**Set task:**
Emit the entire listing verbatim.

>> start

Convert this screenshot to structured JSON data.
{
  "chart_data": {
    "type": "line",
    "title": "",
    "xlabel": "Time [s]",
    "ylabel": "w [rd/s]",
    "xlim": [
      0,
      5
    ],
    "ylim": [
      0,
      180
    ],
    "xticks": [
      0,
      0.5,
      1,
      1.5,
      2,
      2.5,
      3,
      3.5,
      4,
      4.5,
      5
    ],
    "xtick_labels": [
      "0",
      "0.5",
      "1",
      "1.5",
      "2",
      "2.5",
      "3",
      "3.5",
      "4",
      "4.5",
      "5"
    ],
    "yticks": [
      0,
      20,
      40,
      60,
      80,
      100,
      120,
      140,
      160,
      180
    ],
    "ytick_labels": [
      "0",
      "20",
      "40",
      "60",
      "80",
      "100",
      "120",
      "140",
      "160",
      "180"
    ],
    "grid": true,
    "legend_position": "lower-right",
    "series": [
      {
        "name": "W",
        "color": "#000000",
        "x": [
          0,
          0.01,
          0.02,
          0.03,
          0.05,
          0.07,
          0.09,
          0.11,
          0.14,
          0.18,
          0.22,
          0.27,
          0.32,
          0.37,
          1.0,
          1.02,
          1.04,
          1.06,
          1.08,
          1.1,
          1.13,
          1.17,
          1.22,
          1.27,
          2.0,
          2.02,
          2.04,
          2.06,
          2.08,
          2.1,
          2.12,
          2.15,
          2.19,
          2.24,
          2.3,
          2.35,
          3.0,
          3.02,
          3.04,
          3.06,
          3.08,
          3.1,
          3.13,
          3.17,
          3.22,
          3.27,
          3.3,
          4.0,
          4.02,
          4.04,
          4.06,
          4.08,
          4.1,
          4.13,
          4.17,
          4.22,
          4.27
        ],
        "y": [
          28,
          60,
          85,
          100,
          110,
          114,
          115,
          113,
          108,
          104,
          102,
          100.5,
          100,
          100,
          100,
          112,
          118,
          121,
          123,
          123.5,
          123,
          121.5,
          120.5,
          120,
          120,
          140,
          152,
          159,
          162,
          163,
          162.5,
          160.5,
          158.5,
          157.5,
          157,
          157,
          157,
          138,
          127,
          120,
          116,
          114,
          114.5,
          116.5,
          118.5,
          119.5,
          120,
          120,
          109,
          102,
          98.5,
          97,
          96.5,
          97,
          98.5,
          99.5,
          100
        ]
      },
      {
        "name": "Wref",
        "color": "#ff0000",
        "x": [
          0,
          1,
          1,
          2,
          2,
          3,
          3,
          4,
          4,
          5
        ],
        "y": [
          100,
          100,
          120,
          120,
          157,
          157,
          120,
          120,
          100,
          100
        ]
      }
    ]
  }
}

>> end

**The reply:**
Convert this screenshot to structured JSON data.
{
  "chart_data": {
    "type": "line",
    "title": "",
    "xlabel": "Time [s]",
    "ylabel": "w [rd/s]",
    "xlim": [
      0,
      5
    ],
    "ylim": [
      0,
      180
    ],
    "xticks": [
      0,
      0.5,
      1,
      1.5,
      2,
      2.5,
      3,
      3.5,
      4,
      4.5,
      5
    ],
    "xtick_labels": [
      "0",
      "0.5",
      "1",
      "1.5",
      "2",
      "2.5",
      "3",
      "3.5",
      "4",
      "4.5",
      "5"
    ],
    "yticks": [
      0,
      20,
      40,
      60,
      80,
      100,
      120,
      140,
      160,
      180
    ],
    "ytick_labels": [
      "0",
      "20",
      "40",
      "60",
      "80",
      "100",
      "120",
      "140",
      "160",
      "180"
    ],
    "grid": true,
    "legend_position": "lower-right",
    "series": [
      {
        "name": "W",
        "color": "#000000",
        "x": [
          0,
          0.01,
          0.02,
          0.03,
          0.05,
          0.07,
          0.09,
          0.11,
          0.14,
          0.18,
          0.22,
          0.27,
          0.32,
          0.37,
          1.0,
          1.02,
          1.04,
          1.06,
          1.08,
          1.1,
          1.13,
          1.17,
          1.22,
          1.27,
          2.0,
          2.02,
          2.04,
          2.06,
          2.08,
          2.1,
          2.12,
          2.15,
          2.19,
          2.24,
          2.3,
          2.35,
          3.0,
          3.02,
          3.04,
          3.06,
          3.08,
          3.1,
          3.13,
          3.17,
          3.22,
          3.27,
          3.3,
          4.0,
          4.02,
          4.04,
          4.06,
          4.08,
          4.1,
          4.13,
          4.17,
          4.22,
          4.27
        ],
        "y": [
          28,
          60,
          85,
          100,
          110,
          114,
          115,
          113,
          108,
          104,
          102,
          100.5,
          100,
          100,
          100,
          112,
          118,
          121,
          123,
          123.5,
          123,
          121.5,
          120.5,
          120,
          120,
          140,
          152,
          159,
          162,
          163,
          162.5,
          160.5,
          158.5,
          157.5,
          157,
          157,
          157,
          138,
          127,
          120,
          116,
          114,
          114.5,
          116.5,
          118.5,
          119.5,
          120,
          120,
          109,
          102,
          98.5,
          97,
          96.5,
          97,
          98.5,
          99.5,
          100
        ]
      },
      {
        "name": "Wref",
        "color": "#ff0000",
        "x": [
          0,
          1,
          1,
          2,
          2,
          3,
          3,
          4,
          4,
          5
        ],
        "y": [
          100,
          100,
          120,
          120,
          157,
          157,
          120,
          120,
          100,
          100
        ]
      }
    ]
  }
}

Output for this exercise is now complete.